» GIVEN PROBLEM: Wherever a line below holds the word "object", copy that line.

» ENTRIES SUPPLIED:
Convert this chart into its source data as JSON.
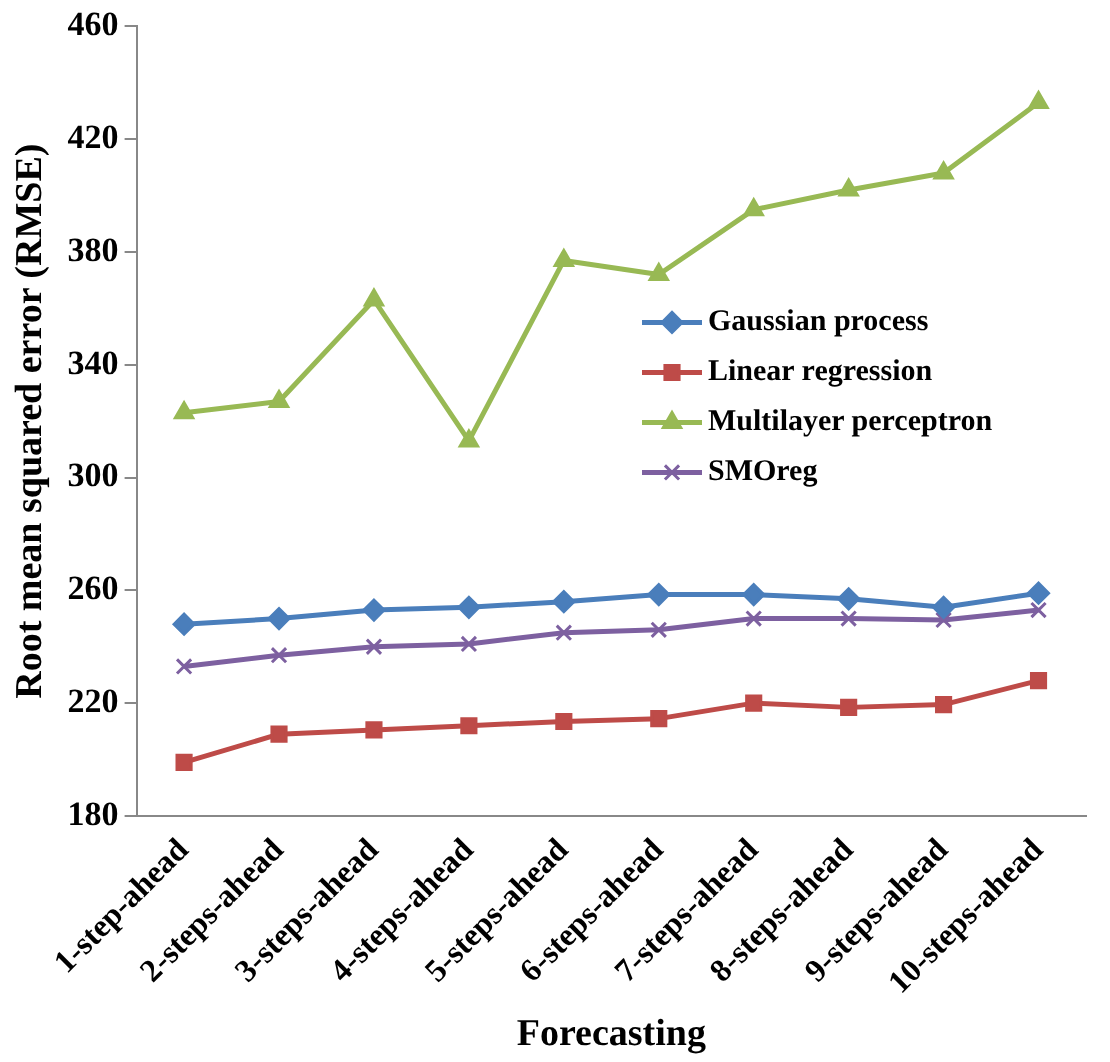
{
  "chart_data": {
    "type": "line",
    "xlabel": "Forecasting",
    "ylabel": "Root mean squared error (RMSE)",
    "categories": [
      "1-step-ahead",
      "2-steps-ahead",
      "3-steps-ahead",
      "4-steps-ahead",
      "5-steps-ahead",
      "6-steps-ahead",
      "7-steps-ahead",
      "8-steps-ahead",
      "9-steps-ahead",
      "10-steps-ahead"
    ],
    "series": [
      {
        "name": "Gaussian process",
        "color": "#4a7ebb",
        "marker": "diamond",
        "values": [
          248,
          250,
          253,
          254,
          256,
          258.5,
          258.5,
          257,
          254,
          259
        ]
      },
      {
        "name": "Linear regression",
        "color": "#be4b48",
        "marker": "square",
        "values": [
          199,
          209,
          210.5,
          212,
          213.5,
          214.5,
          220,
          218.5,
          219.5,
          228
        ]
      },
      {
        "name": "Multilayer perceptron",
        "color": "#98b954",
        "marker": "triangle",
        "values": [
          323,
          327,
          363,
          313,
          377,
          372,
          395,
          402,
          408,
          433
        ]
      },
      {
        "name": "SMOreg",
        "color": "#7d60a0",
        "marker": "cross",
        "values": [
          233,
          237,
          240,
          241,
          245,
          246,
          250,
          250,
          249.5,
          253
        ]
      }
    ],
    "ylim": [
      180,
      460
    ],
    "yticks": [
      180,
      220,
      260,
      300,
      340,
      380,
      420,
      460
    ],
    "grid": false,
    "legend": "right",
    "line_style": "solid"
  }
}
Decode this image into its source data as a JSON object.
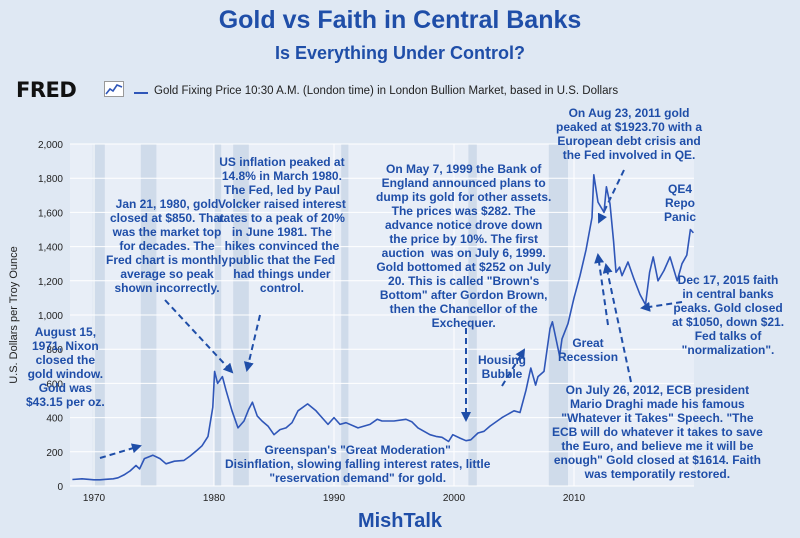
{
  "title": "Gold vs Faith in Central Banks",
  "subtitle": "Is Everything Under Control?",
  "brand": "FRED",
  "legend_label": "Gold Fixing Price 10:30 A.M. (London time) in London Bullion Market, based in U.S. Dollars",
  "footer": "MishTalk",
  "colors": {
    "line": "#2f56b8",
    "text": "#1f4ea8",
    "recession": "#cfdbea",
    "plot_bg": "#e8eef7"
  },
  "annotations": [
    {
      "id": "a1971",
      "text": "August 15,\n1971, Nixon\nclosed the\ngold window.\nGold was\n$43.15 per oz."
    },
    {
      "id": "a1980",
      "text": "Jan 21, 1980, gold\nclosed at $850. That\nwas the market top\nfor decades. The\nFred chart is monthly\naverage so peak\nshown incorrectly."
    },
    {
      "id": "a1981",
      "text": "US inflation peaked at\n14.8% in March 1980.\nThe Fed, led by Paul\nVolcker raised interest\nrates to a peak of 20%\nin June 1981. The\nhikes convinced the\npublic that the Fed\nhad things under\ncontrol."
    },
    {
      "id": "a1999",
      "text": "On May 7, 1999 the Bank of\nEngland announced plans to\ndump its gold for other assets.\nThe prices was $282. The\nadvance notice drove down\nthe price by 10%. The first\nauction  was on July 6, 1999.\nGold bottomed at $252 on July\n20. This is called \"Brown's\nBottom\" after Gordon Brown,\nthen the Chancellor of the\nExchequer."
    },
    {
      "id": "a2011",
      "text": "On Aug 23, 2011 gold\npeaked at $1923.70 with a\nEuropean debt crisis and\nthe Fed involved in QE."
    },
    {
      "id": "aqe4",
      "text": "QE4\nRepo\nPanic"
    },
    {
      "id": "a2015",
      "text": "Dec 17, 2015 faith\nin central banks\npeaks. Gold closed\nat $1050, down $21.\nFed talks of\n\"normalization\"."
    },
    {
      "id": "ahousing",
      "text": "Housing\nBubble"
    },
    {
      "id": "arecession",
      "text": "Great\nRecession"
    },
    {
      "id": "a2012",
      "text": "On July 26, 2012, ECB president\nMario Draghi made his famous\n\"Whatever it Takes\" Speech. \"The\nECB will do whatever it takes to save\nthe Euro, and believe me it will be\nenough\" Gold closed at $1614. Faith\nwas temporatily restored."
    },
    {
      "id": "agreenspan",
      "text": "Greenspan's \"Great Moderation\"\nDisinflation, slowing falling interest rates, little\n\"reservation demand\" for gold."
    }
  ],
  "chart_data": {
    "type": "line",
    "ylabel": "U.S. Dollars per Troy Ounce",
    "xlim": [
      1968,
      2020
    ],
    "ylim": [
      0,
      2000
    ],
    "x_ticks": [
      1970,
      1980,
      1990,
      2000,
      2010
    ],
    "y_ticks": [
      0,
      200,
      400,
      600,
      800,
      1000,
      1200,
      1400,
      1600,
      1800,
      2000
    ],
    "y_tick_labels": [
      "0",
      "200",
      "400",
      "600",
      "800",
      "1,000",
      "1,200",
      "1,400",
      "1,600",
      "1,800",
      "2,000"
    ],
    "grid": true,
    "recessions": [
      [
        1969.9,
        1970.9
      ],
      [
        1973.9,
        1975.2
      ],
      [
        1980.0,
        1980.6
      ],
      [
        1981.6,
        1982.9
      ],
      [
        1990.6,
        1991.2
      ],
      [
        2001.2,
        2001.9
      ],
      [
        2007.9,
        2009.5
      ]
    ],
    "series": [
      {
        "x": [
          1968.2,
          1969.0,
          1970.0,
          1970.5,
          1971.0,
          1971.6,
          1972.0,
          1972.5,
          1973.0,
          1973.5,
          1973.8,
          1974.2,
          1974.9,
          1975.5,
          1976.0,
          1976.7,
          1977.5,
          1978.0,
          1978.6,
          1979.0,
          1979.5,
          1979.9,
          1980.05,
          1980.3,
          1980.7,
          1981.0,
          1981.5,
          1982.0,
          1982.5,
          1982.9,
          1983.2,
          1983.6,
          1984.0,
          1984.5,
          1985.0,
          1985.5,
          1986.0,
          1986.5,
          1987.0,
          1987.8,
          1988.5,
          1989.0,
          1989.5,
          1990.0,
          1990.5,
          1991.0,
          1992.0,
          1993.0,
          1993.6,
          1994.0,
          1995.0,
          1996.0,
          1996.5,
          1997.0,
          1997.5,
          1998.0,
          1998.5,
          1999.0,
          1999.55,
          1999.9,
          2000.5,
          2001.0,
          2001.4,
          2002.0,
          2002.5,
          2003.0,
          2004.0,
          2005.0,
          2005.5,
          2006.0,
          2006.4,
          2006.8,
          2007.0,
          2007.5,
          2008.0,
          2008.2,
          2008.8,
          2009.0,
          2009.5,
          2010.0,
          2010.5,
          2011.0,
          2011.5,
          2011.65,
          2012.0,
          2012.5,
          2012.7,
          2013.0,
          2013.3,
          2013.5,
          2013.8,
          2014.0,
          2014.5,
          2015.0,
          2015.5,
          2015.96,
          2016.3,
          2016.6,
          2017.0,
          2017.5,
          2018.0,
          2018.6,
          2019.0,
          2019.4,
          2019.7,
          2019.95
        ],
        "values": [
          38,
          42,
          36,
          36,
          39,
          42,
          48,
          65,
          88,
          120,
          100,
          160,
          180,
          160,
          130,
          145,
          150,
          175,
          210,
          235,
          290,
          460,
          670,
          600,
          640,
          560,
          440,
          340,
          380,
          450,
          490,
          410,
          380,
          350,
          300,
          330,
          340,
          370,
          440,
          480,
          440,
          400,
          360,
          400,
          360,
          370,
          340,
          360,
          390,
          380,
          380,
          390,
          375,
          340,
          320,
          300,
          290,
          285,
          260,
          300,
          280,
          265,
          270,
          310,
          320,
          350,
          400,
          440,
          430,
          560,
          690,
          590,
          640,
          670,
          920,
          960,
          760,
          860,
          950,
          1100,
          1230,
          1380,
          1570,
          1820,
          1660,
          1600,
          1750,
          1650,
          1430,
          1250,
          1280,
          1230,
          1310,
          1210,
          1120,
          1060,
          1250,
          1340,
          1200,
          1260,
          1340,
          1200,
          1300,
          1350,
          1500,
          1480
        ]
      }
    ]
  }
}
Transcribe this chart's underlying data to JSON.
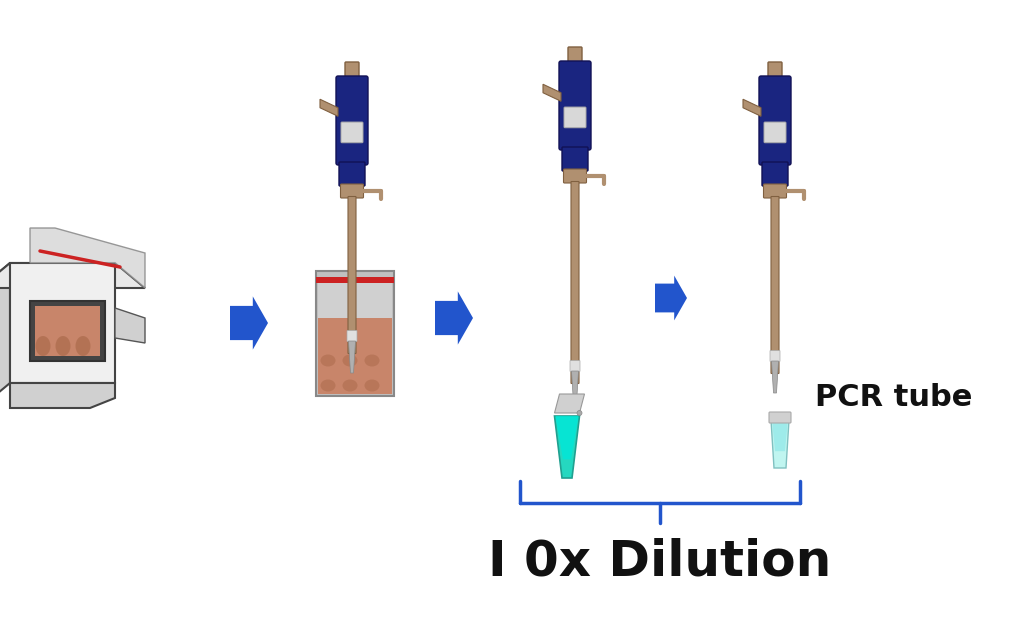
{
  "label_10x": "I 0x Dilution",
  "label_pcr": "PCR tube",
  "bg_color": "#ffffff",
  "arrow_color": "#2255cc",
  "pipette_blue": "#1a237e",
  "pipette_blue2": "#1e3a9e",
  "pipette_tan": "#b09070",
  "pipette_tip_white": "#e8e8e8",
  "pipette_tip_gray": "#aaaaaa",
  "tube_cyan_bright": "#00e5d0",
  "tube_light_cyan": "#b0f0f0",
  "bracket_color": "#2255cc",
  "label_fontsize": 36,
  "pcr_fontsize": 22,
  "fig_width": 10.24,
  "fig_height": 6.33,
  "stomacher_gray": "#e8e8e8",
  "stomacher_dark": "#555555",
  "stomacher_meat": "#c8856a",
  "bag_gray": "#c8c8c8",
  "bag_meat": "#c8856a",
  "bag_red": "#cc2222"
}
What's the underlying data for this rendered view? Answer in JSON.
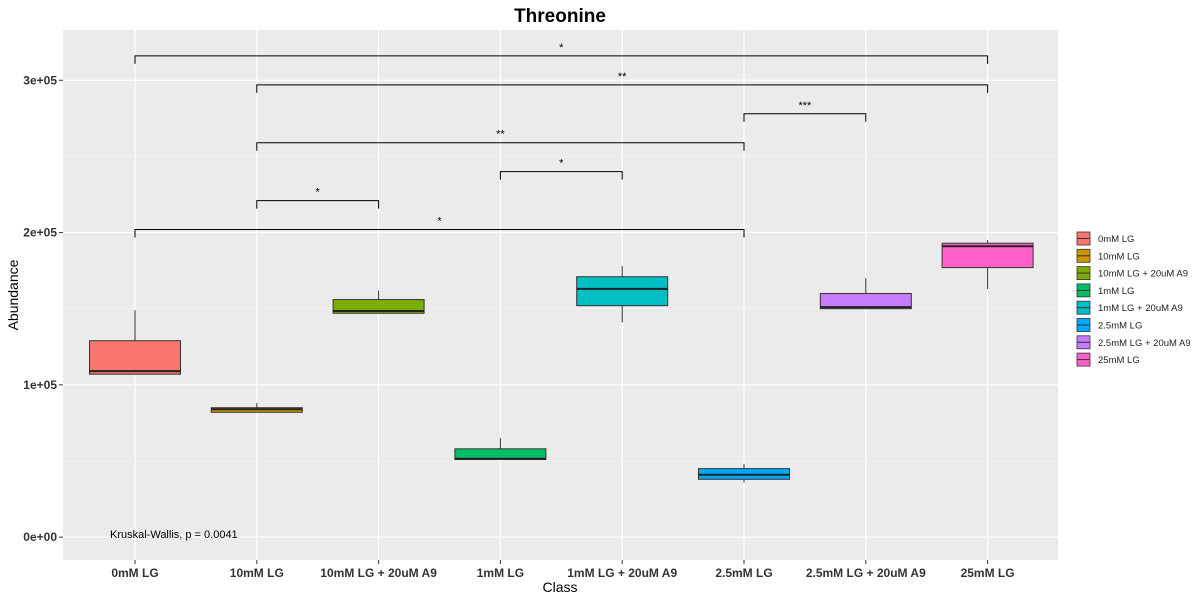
{
  "chart_data": {
    "type": "boxplot",
    "title": "Threonine",
    "xlabel": "Class",
    "ylabel": "Abundance",
    "ylim": [
      -15000,
      333000
    ],
    "yticks": [
      0,
      100000,
      200000,
      300000
    ],
    "ytick_labels": [
      "0e+00",
      "1e+05",
      "2e+05",
      "3e+05"
    ],
    "grid": true,
    "legend_position": "right",
    "categories": [
      "0mM LG",
      "10mM LG",
      "10mM LG + 20uM A9",
      "1mM LG",
      "1mM LG + 20uM A9",
      "2.5mM LG",
      "2.5mM LG + 20uM A9",
      "25mM LG"
    ],
    "colors": [
      "#F8766D",
      "#CD9600",
      "#7CAE00",
      "#00BE67",
      "#00BFC4",
      "#00A9FF",
      "#C77CFF",
      "#FF61CC"
    ],
    "boxes": [
      {
        "min": 107000,
        "q1": 107000,
        "median": 109000,
        "q3": 129000,
        "max": 149000
      },
      {
        "min": 82000,
        "q1": 82000,
        "median": 84000,
        "q3": 85000,
        "max": 88000
      },
      {
        "min": 147000,
        "q1": 147000,
        "median": 148500,
        "q3": 156000,
        "max": 162000
      },
      {
        "min": 51000,
        "q1": 51000,
        "median": 51500,
        "q3": 58000,
        "max": 65000
      },
      {
        "min": 141000,
        "q1": 152000,
        "median": 163000,
        "q3": 171000,
        "max": 178000
      },
      {
        "min": 36000,
        "q1": 38000,
        "median": 41000,
        "q3": 45000,
        "max": 48000
      },
      {
        "min": 150000,
        "q1": 150000,
        "median": 151000,
        "q3": 160000,
        "max": 170000
      },
      {
        "min": 163000,
        "q1": 177000,
        "median": 191000,
        "q3": 193000,
        "max": 195000
      }
    ],
    "comparisons": [
      {
        "from": 0,
        "to": 7,
        "y": 316000,
        "label": "*"
      },
      {
        "from": 1,
        "to": 7,
        "y": 297000,
        "label": "**"
      },
      {
        "from": 5,
        "to": 6,
        "y": 278000,
        "label": "***"
      },
      {
        "from": 1,
        "to": 5,
        "y": 259000,
        "label": "**"
      },
      {
        "from": 3,
        "to": 4,
        "y": 240000,
        "label": "*"
      },
      {
        "from": 1,
        "to": 2,
        "y": 221000,
        "label": "*"
      },
      {
        "from": 0,
        "to": 5,
        "y": 202000,
        "label": "*"
      }
    ],
    "annotation": "Kruskal-Wallis, p = 0.0041"
  }
}
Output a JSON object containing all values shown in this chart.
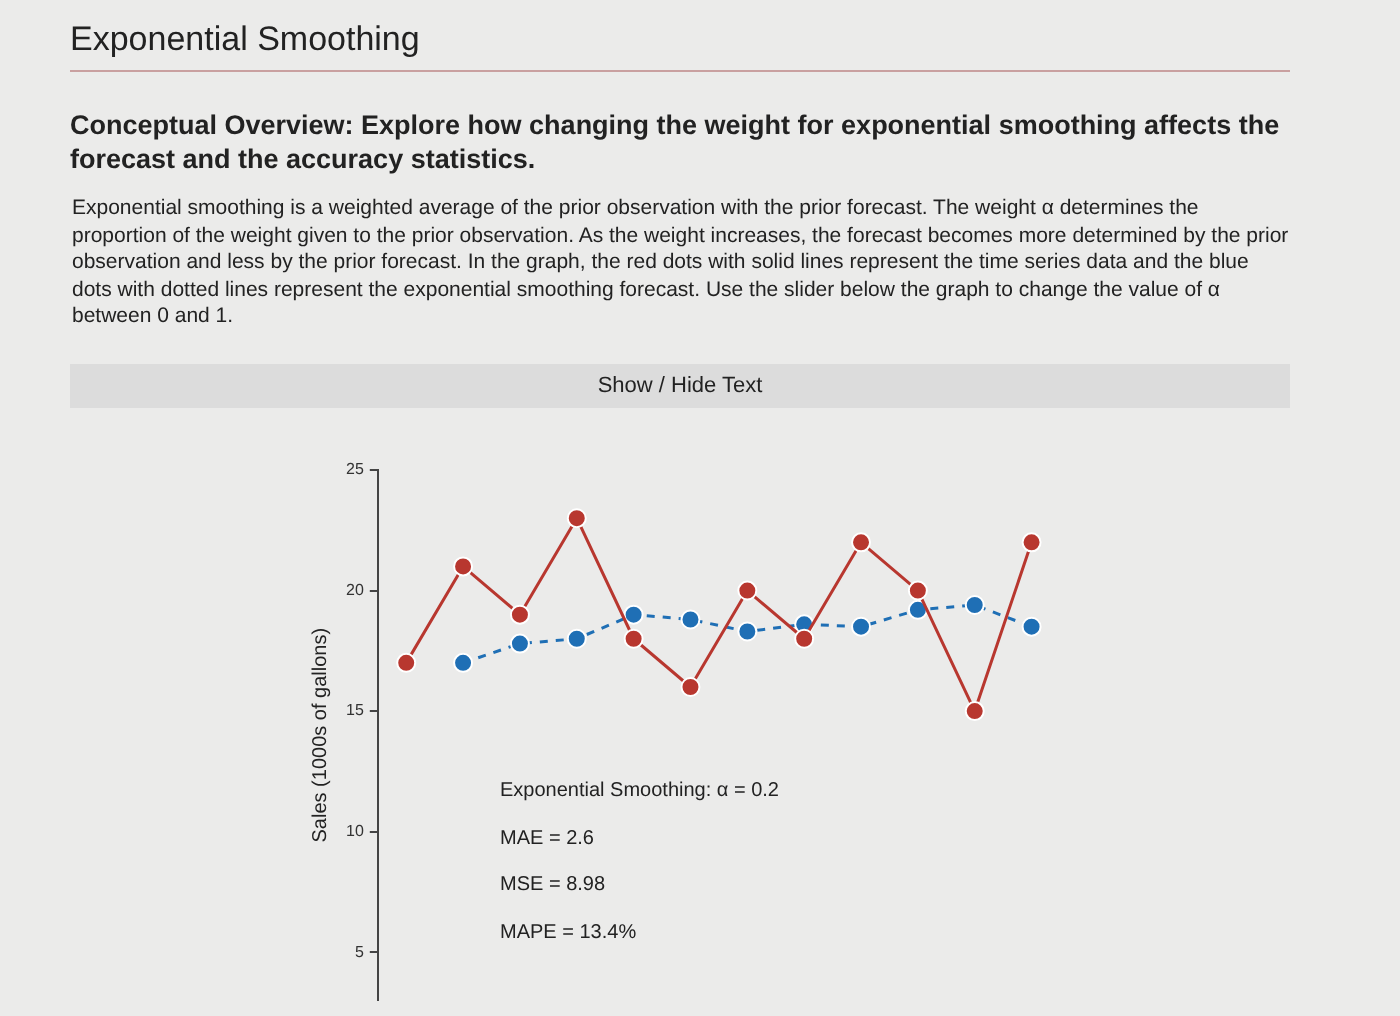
{
  "chart_data": {
    "type": "line",
    "title": "Exponential Smoothing",
    "subtitle": "Conceptual Overview: Explore how changing the weight for exponential smoothing affects the forecast and the accuracy statistics.",
    "annotations": [
      "Exponential smoothing is a weighted average of the prior observation with the prior forecast. The weight α determines the proportion of the weight given to the prior observation. As the weight increases, the forecast becomes more determined by the prior observation and less by the prior forecast. In the graph, the red dots with solid lines represent the time series data and the blue dots with dotted lines represent the exponential smoothing forecast. Use the slider below the graph to change the value of α between 0 and 1.",
      "Show / Hide Text",
      "Exponential Smoothing: α = 0.2",
      "MAE = 2.6",
      "MSE = 8.98",
      "MAPE = 13.4%"
    ],
    "ylabel": "Sales (1000s of gallons)",
    "categories": [
      null,
      null,
      null,
      null,
      null,
      null,
      null,
      null,
      null,
      null,
      null,
      null
    ],
    "series": [
      {
        "color": "#b8372f",
        "line_style": "solid",
        "values": [
          17,
          21,
          19,
          23,
          18,
          16,
          20,
          18,
          22,
          20,
          15,
          22
        ]
      },
      {
        "color": "#1f6fb5",
        "line_style": "dashed",
        "values": [
          null,
          17,
          17.8,
          18.0,
          19.0,
          18.8,
          18.3,
          18.6,
          18.5,
          19.2,
          19.4,
          18.5
        ]
      }
    ],
    "ylim": [
      3,
      25
    ],
    "yticks": [
      5,
      10,
      15,
      20,
      25
    ],
    "grid": false,
    "legend": false,
    "marker": "circle",
    "tick_labels": "y"
  }
}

» EXERCISE OUTPUT:
Decode this image into its source data as a JSON object.
Output a JSON object containing all values shown in this chart.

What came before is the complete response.